-- begin --
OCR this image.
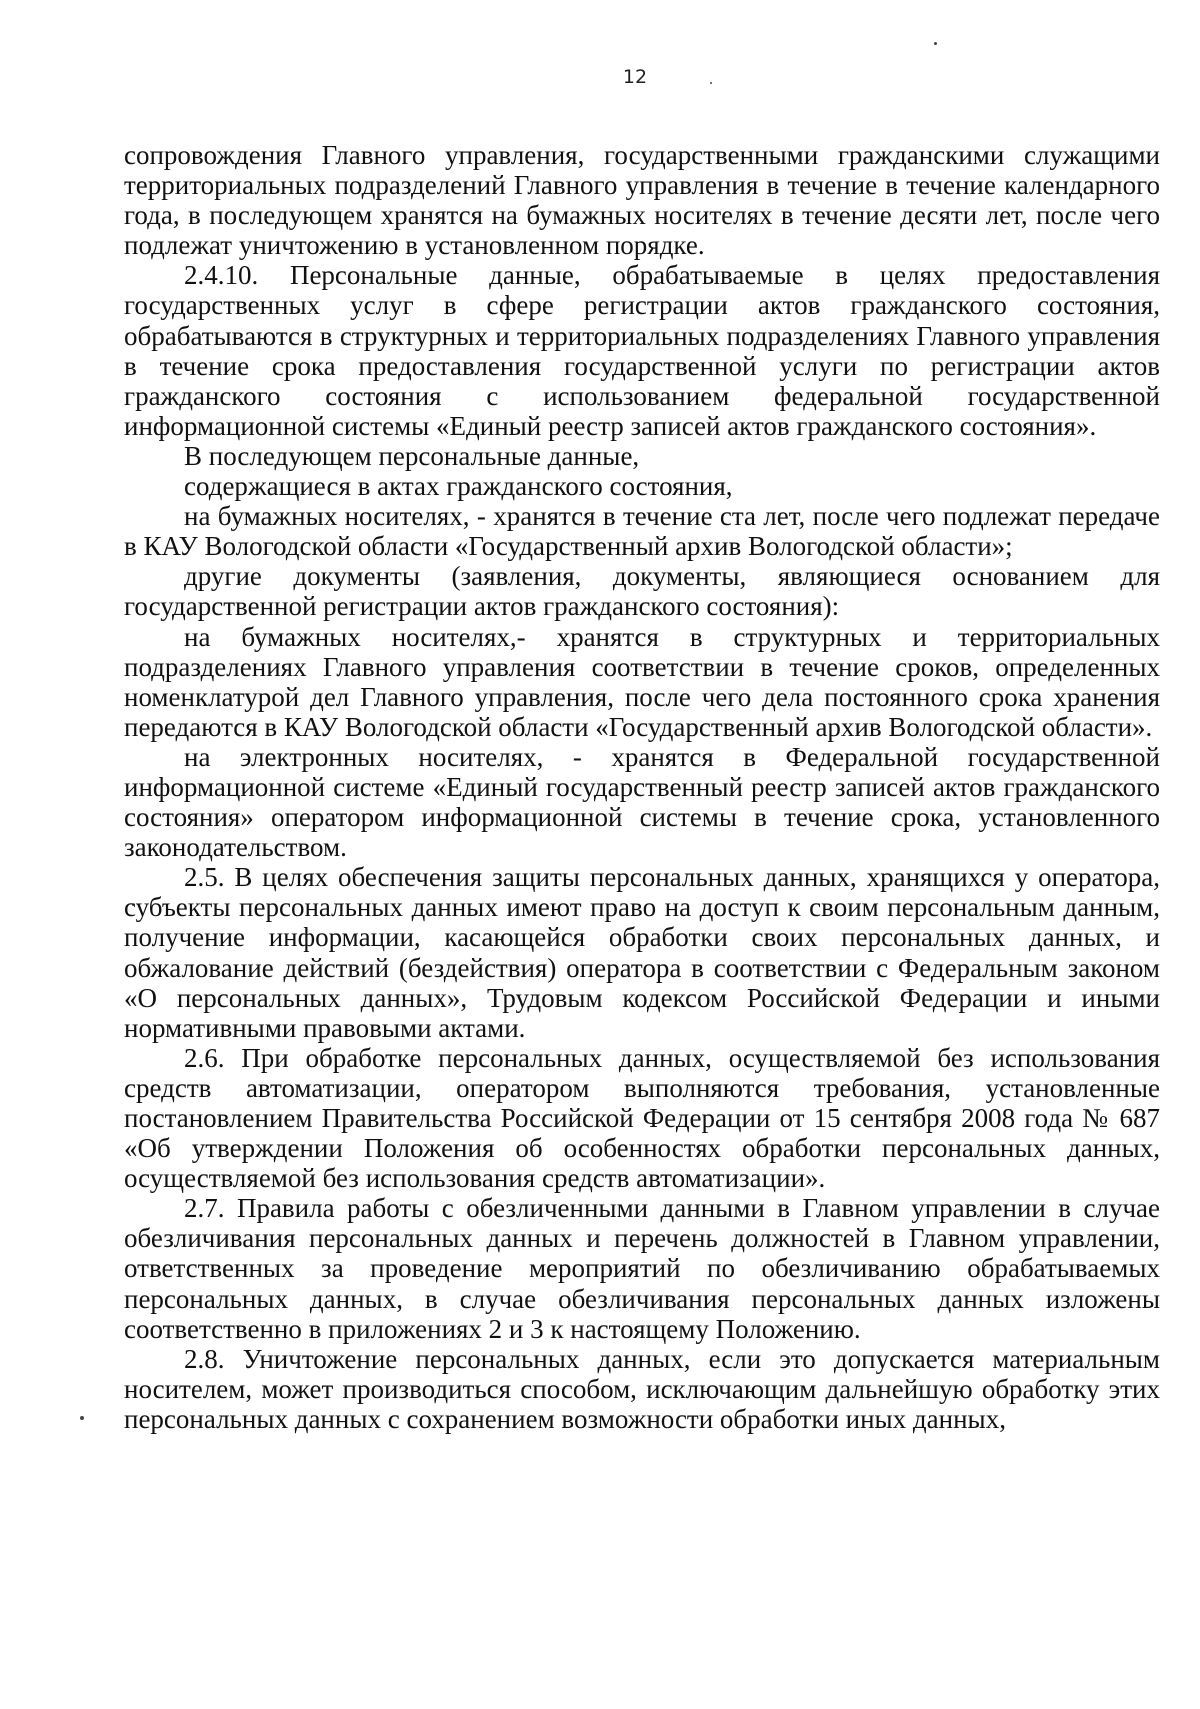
12

сопровождения Главного управления, государственными гражданскими служащими территориальных подразделений Главного управления в течение в течение календарного года, в последующем хранятся на бумажных носителях в течение десяти лет, после чего подлежат уничтожению в установленном порядке.

2.4.10. Персональные данные, обрабатываемые в целях предоставления государственных услуг в сфере регистрации актов гражданского состояния, обрабатываются в структурных и территориальных подразделениях Главного управления в течение срока предоставления государственной услуги по регистрации актов гражданского состояния с использованием федеральной государственной информационной системы «Единый реестр записей актов гражданского состояния».

В последующем персональные данные,

содержащиеся в актах гражданского состояния,

на бумажных носителях, - хранятся в течение ста лет, после чего подлежат передаче в КАУ Вологодской области «Государственный архив Вологодской области»;

другие документы (заявления, документы, являющиеся основанием для государственной регистрации актов гражданского состояния):

на бумажных носителях,- хранятся в структурных и территориальных подразделениях Главного управления соответствии в течение сроков, определенных номенклатурой дел Главного управления, после чего дела постоянного срока хранения передаются в КАУ Вологодской области «Государственный архив Вологодской области».

на электронных носителях, - хранятся в Федеральной государственной информационной системе «Единый государственный реестр записей актов гражданского состояния» оператором информационной системы в течение срока, установленного законодательством.

2.5. В целях обеспечения защиты персональных данных, хранящихся у оператора, субъекты персональных данных имеют право на доступ к своим персональным данным, получение информации, касающейся обработки своих персональных данных, и обжалование действий (бездействия) оператора в соответствии с Федеральным законом «О персональных данных», Трудовым кодексом Российской Федерации и иными нормативными правовыми актами.

2.6. При обработке персональных данных, осуществляемой без использования средств автоматизации, оператором выполняются требования, установленные постановлением Правительства Российской Федерации от 15 сентября 2008 года № 687 «Об утверждении Положения об особенностях обработки персональных данных, осуществляемой без использования средств автоматизации».

2.7. Правила работы с обезличенными данными в Главном управлении в случае обезличивания персональных данных и перечень должностей в Главном управлении, ответственных за проведение мероприятий по обезличиванию обрабатываемых персональных данных, в случае обезличивания персональных данных изложены соответственно в приложениях 2 и 3 к настоящему Положению.

2.8. Уничтожение персональных данных, если это допускается материальным носителем, может производиться способом, исключающим дальнейшую обработку этих персональных данных с сохранением возможности обработки иных данных,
-- end --
■ Exercise description: Pull every line containing "года" out of the records.

■ Written response:
сопровождения Главного управления, государственными гражданскими служащими территориальных подразделений Главного управления в течение в течение календарного года, в последующем хранятся на бумажных носителях в течение десяти лет, после чего подлежат уничтожению в установленном порядке.
2.6. При обработке персональных данных, осуществляемой без использования средств автоматизации, оператором выполняются требования, установленные постановлением Правительства Российской Федерации от 15 сентября 2008 года № 687 «Об утверждении Положения об особенностях обработки персональных данных, осуществляемой без использования средств автоматизации».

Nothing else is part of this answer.